● The exercise
Search the listing below for the string "Enumerate" and show each line that contains it.

● Materials provided

* * * * *

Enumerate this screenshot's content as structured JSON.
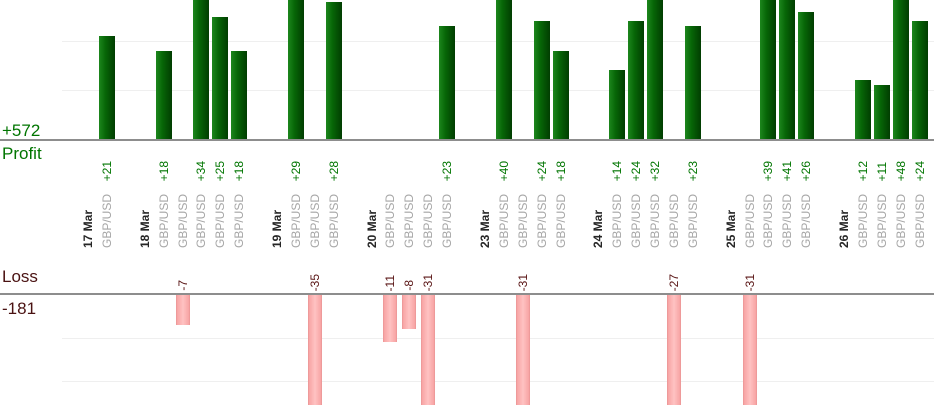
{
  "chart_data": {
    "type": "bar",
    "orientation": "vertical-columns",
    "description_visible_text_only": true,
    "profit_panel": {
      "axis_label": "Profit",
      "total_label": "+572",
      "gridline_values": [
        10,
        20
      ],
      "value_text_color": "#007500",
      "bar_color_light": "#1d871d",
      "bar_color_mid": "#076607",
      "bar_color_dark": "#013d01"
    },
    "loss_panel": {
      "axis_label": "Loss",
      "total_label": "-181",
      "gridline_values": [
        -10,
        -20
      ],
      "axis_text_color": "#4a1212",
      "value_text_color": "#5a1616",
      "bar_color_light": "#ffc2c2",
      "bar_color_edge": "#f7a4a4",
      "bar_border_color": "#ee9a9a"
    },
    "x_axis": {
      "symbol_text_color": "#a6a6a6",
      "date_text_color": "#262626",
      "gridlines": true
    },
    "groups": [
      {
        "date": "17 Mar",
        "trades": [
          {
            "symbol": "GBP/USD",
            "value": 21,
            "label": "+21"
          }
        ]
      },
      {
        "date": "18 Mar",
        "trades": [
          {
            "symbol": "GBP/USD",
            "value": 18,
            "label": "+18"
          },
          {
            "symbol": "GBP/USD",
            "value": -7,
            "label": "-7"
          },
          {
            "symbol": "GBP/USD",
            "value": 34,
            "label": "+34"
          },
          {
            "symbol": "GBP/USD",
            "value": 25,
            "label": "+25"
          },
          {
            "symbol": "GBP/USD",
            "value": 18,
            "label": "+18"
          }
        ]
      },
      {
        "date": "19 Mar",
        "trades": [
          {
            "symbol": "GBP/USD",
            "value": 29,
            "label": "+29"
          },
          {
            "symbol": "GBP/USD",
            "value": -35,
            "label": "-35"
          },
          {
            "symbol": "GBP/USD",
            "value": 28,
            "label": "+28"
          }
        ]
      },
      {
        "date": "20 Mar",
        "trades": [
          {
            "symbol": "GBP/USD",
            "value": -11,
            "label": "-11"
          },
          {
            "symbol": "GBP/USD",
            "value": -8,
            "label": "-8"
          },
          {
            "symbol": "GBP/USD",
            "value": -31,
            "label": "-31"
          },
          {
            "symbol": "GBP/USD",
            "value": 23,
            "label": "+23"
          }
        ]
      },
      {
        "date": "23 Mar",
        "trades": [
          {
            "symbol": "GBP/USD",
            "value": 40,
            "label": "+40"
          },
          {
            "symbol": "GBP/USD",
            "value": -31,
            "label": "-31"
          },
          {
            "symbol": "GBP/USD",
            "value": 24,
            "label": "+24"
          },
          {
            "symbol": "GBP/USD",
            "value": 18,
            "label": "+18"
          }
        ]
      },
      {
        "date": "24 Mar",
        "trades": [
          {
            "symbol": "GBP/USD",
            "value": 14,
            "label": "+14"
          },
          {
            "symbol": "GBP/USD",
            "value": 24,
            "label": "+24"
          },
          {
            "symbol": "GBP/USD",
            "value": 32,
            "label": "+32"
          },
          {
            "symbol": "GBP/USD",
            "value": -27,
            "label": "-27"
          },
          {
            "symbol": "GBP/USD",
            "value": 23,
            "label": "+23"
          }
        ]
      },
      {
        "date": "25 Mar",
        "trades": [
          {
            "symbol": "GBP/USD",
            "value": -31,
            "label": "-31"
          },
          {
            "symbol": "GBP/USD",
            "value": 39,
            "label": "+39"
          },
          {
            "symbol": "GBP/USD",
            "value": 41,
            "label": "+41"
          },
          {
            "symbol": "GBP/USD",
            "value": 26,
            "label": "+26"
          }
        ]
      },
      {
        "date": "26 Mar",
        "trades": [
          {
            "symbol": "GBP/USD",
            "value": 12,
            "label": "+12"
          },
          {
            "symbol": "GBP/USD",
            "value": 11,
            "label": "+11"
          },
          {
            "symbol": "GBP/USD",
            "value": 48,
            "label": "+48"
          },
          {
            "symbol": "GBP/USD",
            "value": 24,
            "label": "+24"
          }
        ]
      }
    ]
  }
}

* * * * *

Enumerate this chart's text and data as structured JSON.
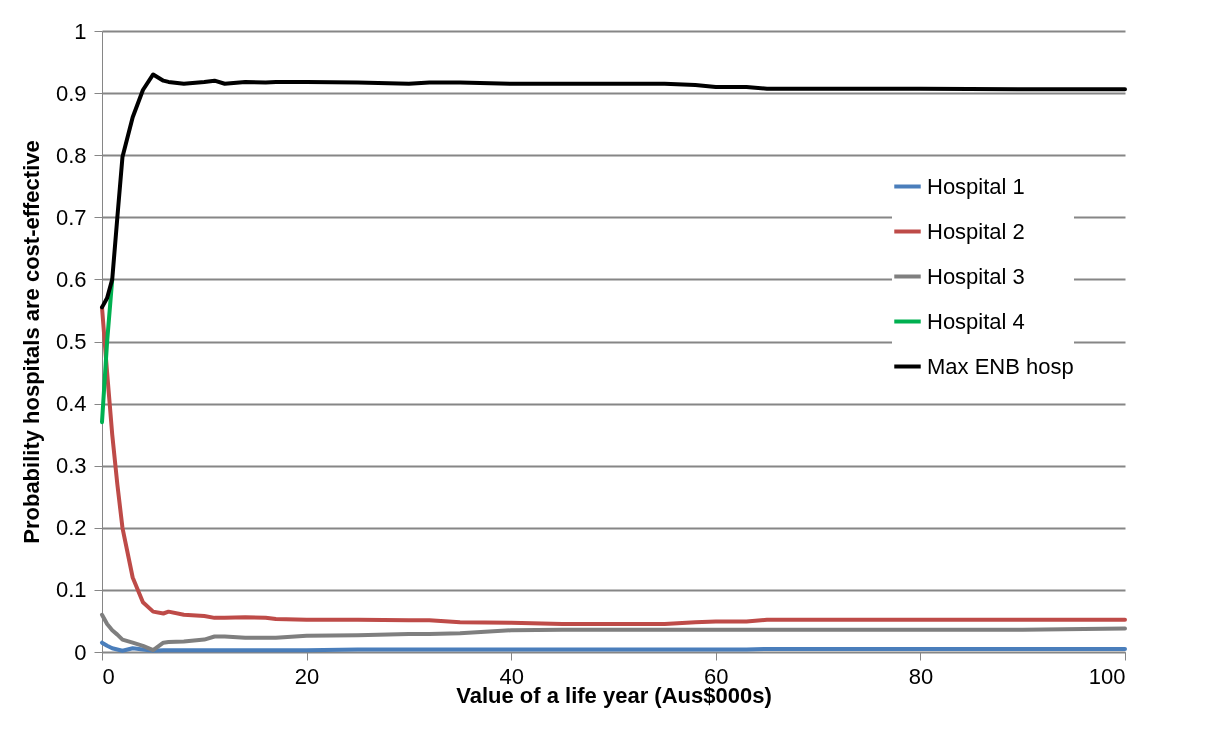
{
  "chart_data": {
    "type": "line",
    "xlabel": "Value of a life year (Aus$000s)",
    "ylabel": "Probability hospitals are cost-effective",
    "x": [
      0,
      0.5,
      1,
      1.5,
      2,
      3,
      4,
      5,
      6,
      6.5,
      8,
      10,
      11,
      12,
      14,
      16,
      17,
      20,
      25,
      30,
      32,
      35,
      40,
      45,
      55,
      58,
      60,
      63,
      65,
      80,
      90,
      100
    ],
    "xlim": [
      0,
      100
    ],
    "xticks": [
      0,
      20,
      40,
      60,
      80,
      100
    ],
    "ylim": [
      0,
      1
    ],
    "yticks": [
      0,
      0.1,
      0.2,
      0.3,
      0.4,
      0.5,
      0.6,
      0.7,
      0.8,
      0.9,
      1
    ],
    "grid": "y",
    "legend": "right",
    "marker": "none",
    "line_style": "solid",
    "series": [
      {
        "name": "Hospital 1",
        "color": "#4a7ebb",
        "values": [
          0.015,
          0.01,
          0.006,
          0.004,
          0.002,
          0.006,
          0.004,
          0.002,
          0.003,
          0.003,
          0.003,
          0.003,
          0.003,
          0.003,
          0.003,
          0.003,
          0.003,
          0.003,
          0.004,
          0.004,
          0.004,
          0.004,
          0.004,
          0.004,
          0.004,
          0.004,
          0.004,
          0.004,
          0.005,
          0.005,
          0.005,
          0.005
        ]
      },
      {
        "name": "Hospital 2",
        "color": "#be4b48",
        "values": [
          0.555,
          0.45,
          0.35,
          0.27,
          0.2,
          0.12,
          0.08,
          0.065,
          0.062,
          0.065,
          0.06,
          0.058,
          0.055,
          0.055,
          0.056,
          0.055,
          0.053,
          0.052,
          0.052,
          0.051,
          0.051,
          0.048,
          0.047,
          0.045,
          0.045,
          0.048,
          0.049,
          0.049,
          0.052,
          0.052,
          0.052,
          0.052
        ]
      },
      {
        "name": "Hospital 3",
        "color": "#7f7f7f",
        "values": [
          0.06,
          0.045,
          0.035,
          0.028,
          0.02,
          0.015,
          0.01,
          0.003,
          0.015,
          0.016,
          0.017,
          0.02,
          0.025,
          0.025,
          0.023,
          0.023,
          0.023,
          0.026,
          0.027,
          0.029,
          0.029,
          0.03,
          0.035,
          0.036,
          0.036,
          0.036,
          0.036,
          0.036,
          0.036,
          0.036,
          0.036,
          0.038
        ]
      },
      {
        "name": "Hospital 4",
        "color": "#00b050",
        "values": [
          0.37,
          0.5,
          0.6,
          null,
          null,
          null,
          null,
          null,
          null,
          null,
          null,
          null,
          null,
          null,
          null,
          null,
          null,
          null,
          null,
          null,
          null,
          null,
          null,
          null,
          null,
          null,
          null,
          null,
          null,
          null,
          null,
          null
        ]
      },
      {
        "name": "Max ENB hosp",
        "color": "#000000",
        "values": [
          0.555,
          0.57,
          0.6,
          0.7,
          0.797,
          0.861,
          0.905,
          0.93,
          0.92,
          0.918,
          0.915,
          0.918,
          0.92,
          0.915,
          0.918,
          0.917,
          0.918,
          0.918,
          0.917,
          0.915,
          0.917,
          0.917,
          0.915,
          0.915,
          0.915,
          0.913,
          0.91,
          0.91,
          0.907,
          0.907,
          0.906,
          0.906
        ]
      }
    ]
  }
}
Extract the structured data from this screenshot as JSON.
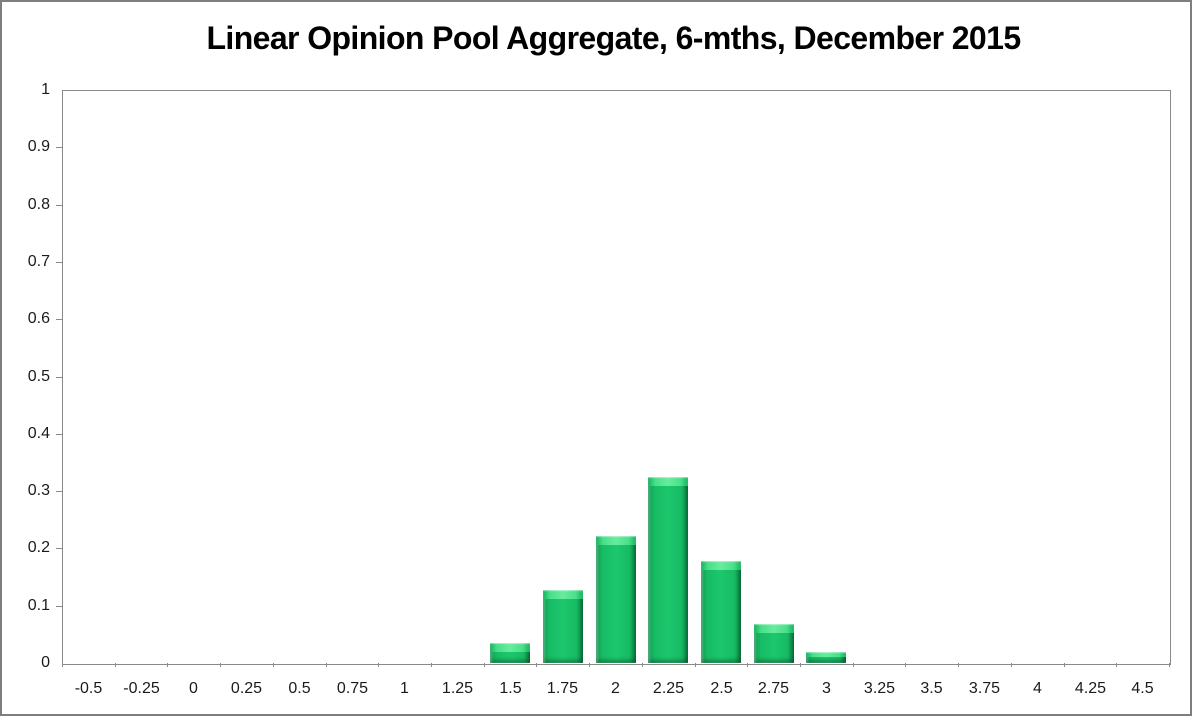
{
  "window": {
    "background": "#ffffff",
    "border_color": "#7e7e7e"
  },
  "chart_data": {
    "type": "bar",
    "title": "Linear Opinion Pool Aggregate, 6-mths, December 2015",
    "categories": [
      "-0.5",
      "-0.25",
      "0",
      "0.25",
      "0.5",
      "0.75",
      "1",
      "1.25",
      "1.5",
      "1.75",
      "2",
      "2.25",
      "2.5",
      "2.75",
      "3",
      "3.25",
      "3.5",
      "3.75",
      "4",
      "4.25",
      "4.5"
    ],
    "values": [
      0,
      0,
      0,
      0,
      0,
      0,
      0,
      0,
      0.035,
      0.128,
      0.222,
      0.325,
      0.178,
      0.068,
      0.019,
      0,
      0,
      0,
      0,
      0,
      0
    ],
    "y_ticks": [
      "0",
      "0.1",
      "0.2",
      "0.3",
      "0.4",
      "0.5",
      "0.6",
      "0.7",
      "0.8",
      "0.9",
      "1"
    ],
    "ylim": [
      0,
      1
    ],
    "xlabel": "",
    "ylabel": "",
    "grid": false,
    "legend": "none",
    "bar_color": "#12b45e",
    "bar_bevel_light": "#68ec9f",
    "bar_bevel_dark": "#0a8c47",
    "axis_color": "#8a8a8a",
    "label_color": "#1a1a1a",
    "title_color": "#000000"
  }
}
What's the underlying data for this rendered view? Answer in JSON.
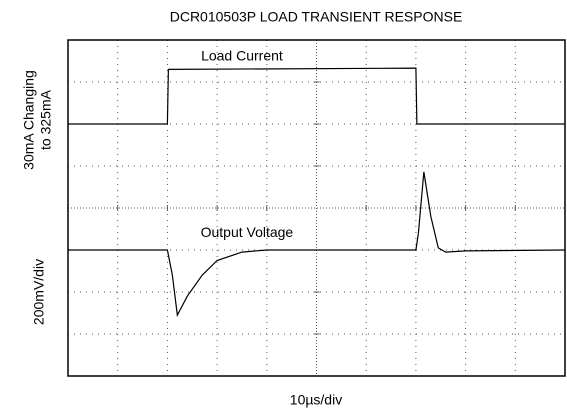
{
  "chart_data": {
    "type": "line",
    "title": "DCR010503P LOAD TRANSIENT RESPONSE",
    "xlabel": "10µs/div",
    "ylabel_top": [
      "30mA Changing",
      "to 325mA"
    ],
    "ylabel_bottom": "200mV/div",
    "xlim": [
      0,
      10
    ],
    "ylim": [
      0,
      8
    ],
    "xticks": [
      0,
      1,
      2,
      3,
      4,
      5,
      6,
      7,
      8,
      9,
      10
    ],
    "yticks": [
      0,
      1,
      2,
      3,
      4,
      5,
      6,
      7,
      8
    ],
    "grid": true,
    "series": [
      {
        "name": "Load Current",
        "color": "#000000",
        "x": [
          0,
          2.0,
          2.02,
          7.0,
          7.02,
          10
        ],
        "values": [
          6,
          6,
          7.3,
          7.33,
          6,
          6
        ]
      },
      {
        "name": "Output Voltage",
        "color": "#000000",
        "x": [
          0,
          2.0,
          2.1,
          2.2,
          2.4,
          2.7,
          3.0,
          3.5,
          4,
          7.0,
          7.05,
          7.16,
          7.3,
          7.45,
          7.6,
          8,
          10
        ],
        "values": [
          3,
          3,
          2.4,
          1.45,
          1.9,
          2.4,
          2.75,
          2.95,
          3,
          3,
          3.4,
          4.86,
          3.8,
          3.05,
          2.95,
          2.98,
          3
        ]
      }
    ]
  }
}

* * * * *

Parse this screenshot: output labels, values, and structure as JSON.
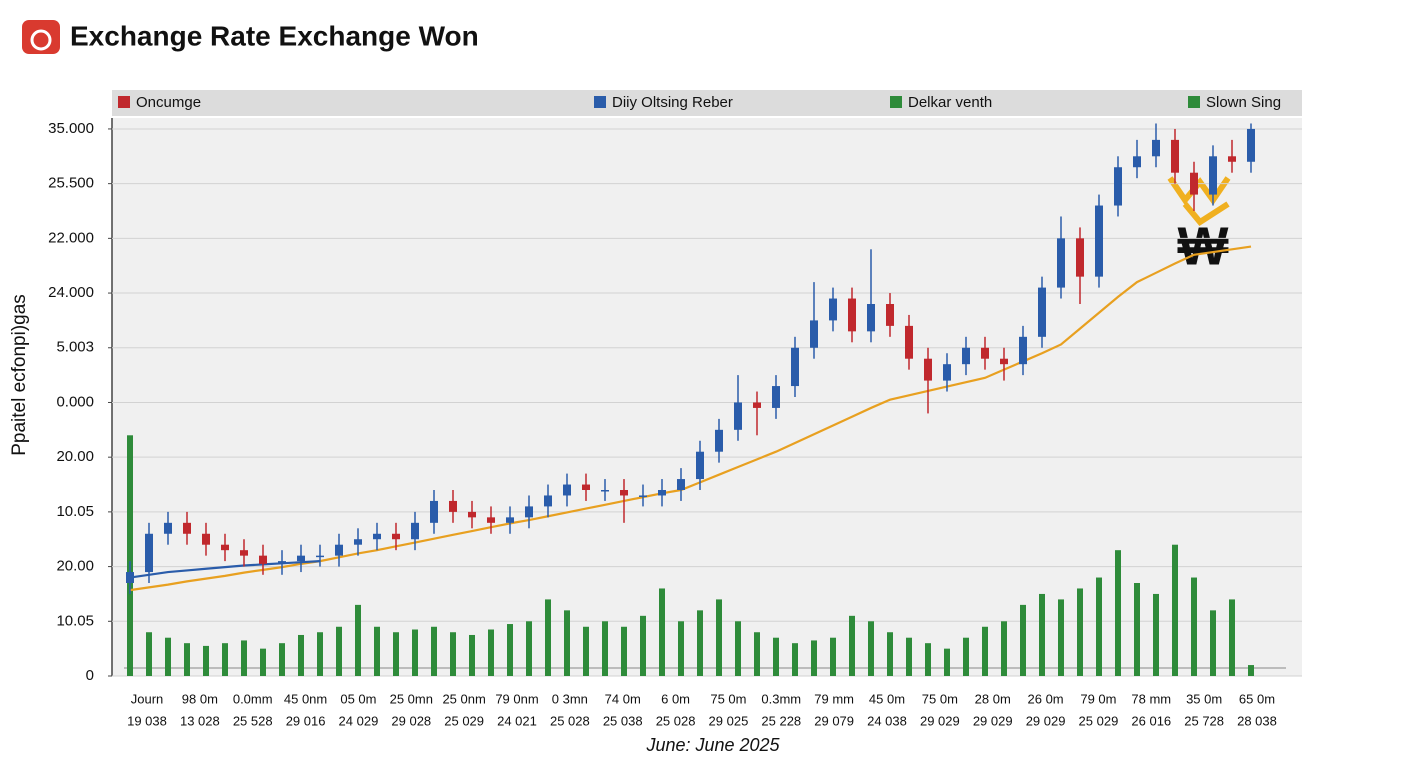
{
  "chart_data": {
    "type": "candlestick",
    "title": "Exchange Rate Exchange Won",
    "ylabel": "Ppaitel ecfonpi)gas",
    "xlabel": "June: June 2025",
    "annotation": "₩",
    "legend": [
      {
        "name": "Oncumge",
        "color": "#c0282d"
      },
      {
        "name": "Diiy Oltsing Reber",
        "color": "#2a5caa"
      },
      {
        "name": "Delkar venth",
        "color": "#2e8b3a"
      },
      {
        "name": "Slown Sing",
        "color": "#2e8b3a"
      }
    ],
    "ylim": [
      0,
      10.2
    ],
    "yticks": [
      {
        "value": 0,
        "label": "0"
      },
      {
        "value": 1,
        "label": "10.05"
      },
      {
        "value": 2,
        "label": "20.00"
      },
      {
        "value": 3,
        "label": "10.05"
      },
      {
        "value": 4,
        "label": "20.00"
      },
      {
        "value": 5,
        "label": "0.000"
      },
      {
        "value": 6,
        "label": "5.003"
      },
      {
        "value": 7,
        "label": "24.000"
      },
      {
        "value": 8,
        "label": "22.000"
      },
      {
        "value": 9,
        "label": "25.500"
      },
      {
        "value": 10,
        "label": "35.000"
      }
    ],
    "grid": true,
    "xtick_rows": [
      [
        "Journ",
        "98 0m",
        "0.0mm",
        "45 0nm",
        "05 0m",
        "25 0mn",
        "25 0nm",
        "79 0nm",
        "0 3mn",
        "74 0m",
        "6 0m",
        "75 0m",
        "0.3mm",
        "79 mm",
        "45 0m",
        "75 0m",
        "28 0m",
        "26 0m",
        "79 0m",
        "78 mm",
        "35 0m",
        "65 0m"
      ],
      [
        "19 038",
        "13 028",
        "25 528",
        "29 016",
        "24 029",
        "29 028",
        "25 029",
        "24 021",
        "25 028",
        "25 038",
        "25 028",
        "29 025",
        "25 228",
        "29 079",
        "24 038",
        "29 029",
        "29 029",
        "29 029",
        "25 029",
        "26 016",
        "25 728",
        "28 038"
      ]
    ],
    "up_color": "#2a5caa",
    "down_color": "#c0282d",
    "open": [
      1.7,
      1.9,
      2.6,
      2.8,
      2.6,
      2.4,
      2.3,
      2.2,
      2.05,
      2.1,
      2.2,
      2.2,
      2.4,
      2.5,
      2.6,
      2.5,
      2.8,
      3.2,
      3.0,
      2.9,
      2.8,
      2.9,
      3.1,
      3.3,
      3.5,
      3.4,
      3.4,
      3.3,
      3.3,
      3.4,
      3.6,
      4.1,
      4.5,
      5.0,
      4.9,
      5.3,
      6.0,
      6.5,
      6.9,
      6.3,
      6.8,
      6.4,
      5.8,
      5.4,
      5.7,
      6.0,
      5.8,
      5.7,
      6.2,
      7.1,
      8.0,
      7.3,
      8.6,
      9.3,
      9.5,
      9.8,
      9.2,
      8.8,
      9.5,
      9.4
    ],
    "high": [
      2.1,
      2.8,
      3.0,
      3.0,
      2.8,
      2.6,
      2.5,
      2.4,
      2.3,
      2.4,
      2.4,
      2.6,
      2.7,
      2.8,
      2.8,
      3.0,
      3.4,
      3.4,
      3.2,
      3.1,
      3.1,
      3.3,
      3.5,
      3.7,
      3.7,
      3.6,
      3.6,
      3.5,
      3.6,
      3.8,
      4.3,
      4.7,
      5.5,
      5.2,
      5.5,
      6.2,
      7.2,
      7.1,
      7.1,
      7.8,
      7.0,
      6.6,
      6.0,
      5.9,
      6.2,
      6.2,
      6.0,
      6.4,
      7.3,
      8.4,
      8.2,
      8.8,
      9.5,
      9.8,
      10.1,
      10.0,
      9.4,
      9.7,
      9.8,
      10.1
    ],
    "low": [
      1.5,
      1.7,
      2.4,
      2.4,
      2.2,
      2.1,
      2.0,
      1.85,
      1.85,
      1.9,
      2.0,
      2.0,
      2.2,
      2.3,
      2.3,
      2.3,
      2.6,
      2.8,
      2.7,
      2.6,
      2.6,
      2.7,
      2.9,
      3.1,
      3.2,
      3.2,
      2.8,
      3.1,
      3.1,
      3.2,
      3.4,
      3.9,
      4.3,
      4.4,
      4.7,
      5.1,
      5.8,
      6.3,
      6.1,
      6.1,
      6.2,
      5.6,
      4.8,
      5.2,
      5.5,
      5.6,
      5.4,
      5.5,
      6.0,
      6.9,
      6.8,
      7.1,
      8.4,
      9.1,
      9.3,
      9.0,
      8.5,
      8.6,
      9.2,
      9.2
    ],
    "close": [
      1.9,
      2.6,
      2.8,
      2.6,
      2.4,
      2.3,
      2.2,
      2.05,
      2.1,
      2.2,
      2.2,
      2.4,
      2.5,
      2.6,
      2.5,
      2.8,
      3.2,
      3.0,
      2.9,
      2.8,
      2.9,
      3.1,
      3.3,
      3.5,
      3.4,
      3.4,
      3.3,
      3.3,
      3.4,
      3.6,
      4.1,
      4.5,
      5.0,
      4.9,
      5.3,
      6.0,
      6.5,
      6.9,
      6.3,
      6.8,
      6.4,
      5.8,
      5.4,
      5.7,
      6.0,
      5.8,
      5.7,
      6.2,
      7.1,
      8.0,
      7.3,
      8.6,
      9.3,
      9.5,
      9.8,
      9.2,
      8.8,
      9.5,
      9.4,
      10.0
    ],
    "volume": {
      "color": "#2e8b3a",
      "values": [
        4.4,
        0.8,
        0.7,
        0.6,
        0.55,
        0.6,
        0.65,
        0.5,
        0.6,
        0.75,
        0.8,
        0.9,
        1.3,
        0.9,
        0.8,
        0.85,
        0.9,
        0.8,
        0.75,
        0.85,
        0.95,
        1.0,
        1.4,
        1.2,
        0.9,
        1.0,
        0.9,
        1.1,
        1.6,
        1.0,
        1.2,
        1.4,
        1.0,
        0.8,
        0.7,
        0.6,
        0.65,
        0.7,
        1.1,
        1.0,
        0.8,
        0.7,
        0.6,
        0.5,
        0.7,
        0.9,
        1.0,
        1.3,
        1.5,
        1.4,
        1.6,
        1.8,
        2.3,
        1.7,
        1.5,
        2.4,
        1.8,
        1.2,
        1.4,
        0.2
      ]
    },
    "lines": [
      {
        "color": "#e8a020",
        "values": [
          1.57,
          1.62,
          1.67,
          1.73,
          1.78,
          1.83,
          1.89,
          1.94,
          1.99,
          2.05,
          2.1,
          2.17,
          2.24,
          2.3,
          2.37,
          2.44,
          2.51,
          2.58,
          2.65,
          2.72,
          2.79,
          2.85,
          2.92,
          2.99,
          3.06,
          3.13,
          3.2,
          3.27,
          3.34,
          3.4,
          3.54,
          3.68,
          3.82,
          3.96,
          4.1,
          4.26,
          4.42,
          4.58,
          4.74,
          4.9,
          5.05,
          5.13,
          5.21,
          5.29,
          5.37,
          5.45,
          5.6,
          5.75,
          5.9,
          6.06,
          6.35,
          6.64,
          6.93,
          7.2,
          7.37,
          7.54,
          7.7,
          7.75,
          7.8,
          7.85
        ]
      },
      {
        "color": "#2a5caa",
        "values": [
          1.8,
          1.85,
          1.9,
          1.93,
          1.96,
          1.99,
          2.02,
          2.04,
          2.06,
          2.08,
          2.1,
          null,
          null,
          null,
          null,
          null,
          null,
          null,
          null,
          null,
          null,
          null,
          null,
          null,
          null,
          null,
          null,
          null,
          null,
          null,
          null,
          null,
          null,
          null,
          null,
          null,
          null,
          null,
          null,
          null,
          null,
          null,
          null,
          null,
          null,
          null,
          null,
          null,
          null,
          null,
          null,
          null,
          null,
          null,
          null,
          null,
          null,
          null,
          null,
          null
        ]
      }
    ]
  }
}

* * * * *

● Final result
Enumerate this screenshot's content as structured JSON.
Enumerate this chart's text and data as structured JSON.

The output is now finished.